Exercise goal: Could you transcribe every record below exactly as written, leaving out any pictures?

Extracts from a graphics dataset

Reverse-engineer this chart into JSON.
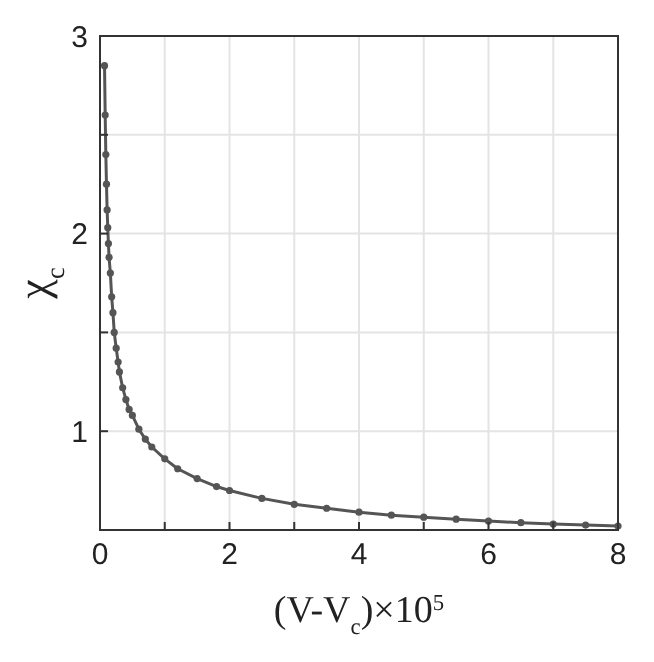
{
  "chart_data": {
    "type": "line",
    "xlabel": "(V-V$_{c}$)×10$^{5}$",
    "ylabel": "χ$_{c}$",
    "xlim": [
      0,
      8
    ],
    "ylim": [
      0.5,
      3
    ],
    "xticks": [
      0,
      {
        "value": 1,
        "label": null
      },
      2,
      {
        "value": 3,
        "label": null
      },
      4,
      {
        "value": 5,
        "label": null
      },
      6,
      {
        "value": 7,
        "label": null
      },
      8
    ],
    "yticks": [
      {
        "value": 0.5,
        "label": null
      },
      1,
      {
        "value": 1.5,
        "label": null
      },
      2,
      {
        "value": 2.5,
        "label": null
      },
      3
    ],
    "grid": true,
    "marker": "circle",
    "line_style": "solid",
    "series": [
      {
        "color": "#555555",
        "x": [
          0.07,
          0.08,
          0.09,
          0.1,
          0.11,
          0.12,
          0.13,
          0.14,
          0.16,
          0.18,
          0.2,
          0.22,
          0.25,
          0.28,
          0.3,
          0.35,
          0.4,
          0.45,
          0.5,
          0.6,
          0.7,
          0.8,
          1,
          1.2,
          1.5,
          1.8,
          2,
          2.5,
          3,
          3.5,
          4,
          4.5,
          5,
          5.5,
          6,
          6.5,
          7,
          7.5,
          8
        ],
        "values": [
          2.85,
          2.6,
          2.4,
          2.25,
          2.12,
          2.03,
          1.95,
          1.88,
          1.8,
          1.68,
          1.6,
          1.5,
          1.42,
          1.35,
          1.3,
          1.22,
          1.16,
          1.11,
          1.08,
          1.01,
          0.96,
          0.92,
          0.86,
          0.81,
          0.76,
          0.72,
          0.7,
          0.66,
          0.63,
          0.61,
          0.59,
          0.575,
          0.565,
          0.555,
          0.545,
          0.537,
          0.53,
          0.525,
          0.52
        ]
      }
    ]
  }
}
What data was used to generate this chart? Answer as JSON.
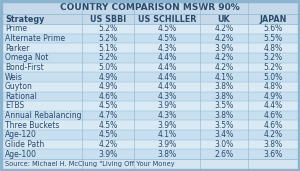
{
  "title": "COUNTRY COMPARISON MSWR 90%",
  "columns": [
    "Strategy",
    "US SBBI",
    "US SCHILLER",
    "UK",
    "JAPAN"
  ],
  "rows": [
    [
      "Prime",
      "5.2%",
      "4.5%",
      "4.2%",
      "5.6%"
    ],
    [
      "Alternate Prime",
      "5.2%",
      "4.5%",
      "4.2%",
      "5.5%"
    ],
    [
      "Parker",
      "5.1%",
      "4.3%",
      "3.9%",
      "4.8%"
    ],
    [
      "Omega Not",
      "5.2%",
      "4.4%",
      "4.2%",
      "5.2%"
    ],
    [
      "Bond-First",
      "5.0%",
      "4.4%",
      "4.2%",
      "5.2%"
    ],
    [
      "Weis",
      "4.9%",
      "4.4%",
      "4.1%",
      "5.0%"
    ],
    [
      "Guyton",
      "4.9%",
      "4.4%",
      "3.8%",
      "4.8%"
    ],
    [
      "Rational",
      "4.6%",
      "4.3%",
      "3.8%",
      "4.9%"
    ],
    [
      "ETBS",
      "4.5%",
      "3.9%",
      "3.5%",
      "4.4%"
    ],
    [
      "Annual Rebalancing",
      "4.7%",
      "4.3%",
      "3.8%",
      "4.6%"
    ],
    [
      "Three Buckets",
      "4.5%",
      "3.9%",
      "3.5%",
      "4.6%"
    ],
    [
      "Age-120",
      "4.5%",
      "4.1%",
      "3.4%",
      "4.2%"
    ],
    [
      "Glide Path",
      "4.2%",
      "3.9%",
      "3.0%",
      "3.8%"
    ],
    [
      "Age-100",
      "3.9%",
      "3.8%",
      "2.6%",
      "3.6%"
    ]
  ],
  "footer": "Source: Michael H. McClung \"Living Off Your Money",
  "header_bg": "#c5d9ea",
  "row_bg_even": "#daeaf5",
  "row_bg_odd": "#c8dff0",
  "footer_bg": "#d5e5f2",
  "border_color": "#8ab4d0",
  "title_bg": "#c5d9ea",
  "text_color": "#2a4a6b",
  "title_fontsize": 6.5,
  "cell_fontsize": 5.5,
  "header_fontsize": 5.8,
  "footer_fontsize": 4.8
}
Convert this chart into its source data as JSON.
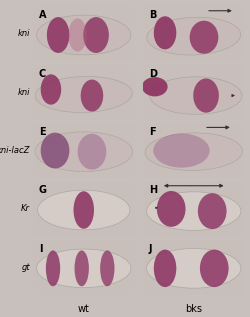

The completed task:
Reverse-engineer this chart into JSON.
{
  "chart_data": {
    "type": "line",
    "xlabel": "(V-V$_{c}$)×10$^{5}$",
    "ylabel": "χ$_{c}$",
    "xlim": [
      0,
      8
    ],
    "ylim": [
      0.5,
      3
    ],
    "xticks": [
      0,
      {
        "value": 1,
        "label": null
      },
      2,
      {
        "value": 3,
        "label": null
      },
      4,
      {
        "value": 5,
        "label": null
      },
      6,
      {
        "value": 7,
        "label": null
      },
      8
    ],
    "yticks": [
      {
        "value": 0.5,
        "label": null
      },
      1,
      {
        "value": 1.5,
        "label": null
      },
      2,
      {
        "value": 2.5,
        "label": null
      },
      3
    ],
    "grid": true,
    "marker": "circle",
    "line_style": "solid",
    "series": [
      {
        "color": "#555555",
        "x": [
          0.07,
          0.08,
          0.09,
          0.1,
          0.11,
          0.12,
          0.13,
          0.14,
          0.16,
          0.18,
          0.2,
          0.22,
          0.25,
          0.28,
          0.3,
          0.35,
          0.4,
          0.45,
          0.5,
          0.6,
          0.7,
          0.8,
          1,
          1.2,
          1.5,
          1.8,
          2,
          2.5,
          3,
          3.5,
          4,
          4.5,
          5,
          5.5,
          6,
          6.5,
          7,
          7.5,
          8
        ],
        "values": [
          2.85,
          2.6,
          2.4,
          2.25,
          2.12,
          2.03,
          1.95,
          1.88,
          1.8,
          1.68,
          1.6,
          1.5,
          1.42,
          1.35,
          1.3,
          1.22,
          1.16,
          1.11,
          1.08,
          1.01,
          0.96,
          0.92,
          0.86,
          0.81,
          0.76,
          0.72,
          0.7,
          0.66,
          0.63,
          0.61,
          0.59,
          0.575,
          0.565,
          0.555,
          0.545,
          0.537,
          0.53,
          0.525,
          0.52
        ]
      }
    ]
  }
}
What data was used to generate this chart? Answer as JSON.
{
  "title": "COUNTRY COMPARISON MSWR 90%",
  "columns": [
    "Strategy",
    "US SBBI",
    "US SCHILLER",
    "UK",
    "JAPAN"
  ],
  "rows": [
    [
      "Prime",
      "5.2%",
      "4.5%",
      "4.2%",
      "5.6%"
    ],
    [
      "Alternate Prime",
      "5.2%",
      "4.5%",
      "4.2%",
      "5.5%"
    ],
    [
      "Parker",
      "5.1%",
      "4.3%",
      "3.9%",
      "4.8%"
    ],
    [
      "Omega Not",
      "5.2%",
      "4.4%",
      "4.2%",
      "5.2%"
    ],
    [
      "Bond-First",
      "5.0%",
      "4.4%",
      "4.2%",
      "5.2%"
    ],
    [
      "Weis",
      "4.9%",
      "4.4%",
      "4.1%",
      "5.0%"
    ],
    [
      "Guyton",
      "4.9%",
      "4.4%",
      "3.8%",
      "4.8%"
    ],
    [
      "Rational",
      "4.6%",
      "4.3%",
      "3.8%",
      "4.9%"
    ],
    [
      "ETBS",
      "4.5%",
      "3.9%",
      "3.5%",
      "4.4%"
    ],
    [
      "Annual Rebalancing",
      "4.7%",
      "4.3%",
      "3.8%",
      "4.6%"
    ],
    [
      "Three Buckets",
      "4.5%",
      "3.9%",
      "3.5%",
      "4.6%"
    ],
    [
      "Age-120",
      "4.5%",
      "4.1%",
      "3.4%",
      "4.2%"
    ],
    [
      "Glide Path",
      "4.2%",
      "3.9%",
      "3.0%",
      "3.8%"
    ],
    [
      "Age-100",
      "3.9%",
      "3.8%",
      "2.6%",
      "3.6%"
    ]
  ],
  "footer": "Source: Michael H. McClung \"Living Off Your Money",
  "header_bg": "#c5d9ea",
  "row_bg_even": "#daeaf5",
  "row_bg_odd": "#c8dff0",
  "footer_bg": "#d5e5f2",
  "border_color": "#8ab4d0",
  "title_bg": "#c5d9ea",
  "text_color": "#2a4a6b",
  "title_fontsize": 6.5,
  "cell_fontsize": 5.5,
  "header_fontsize": 5.8,
  "footer_fontsize": 4.8
}
Convert this chart into its source data as JSON.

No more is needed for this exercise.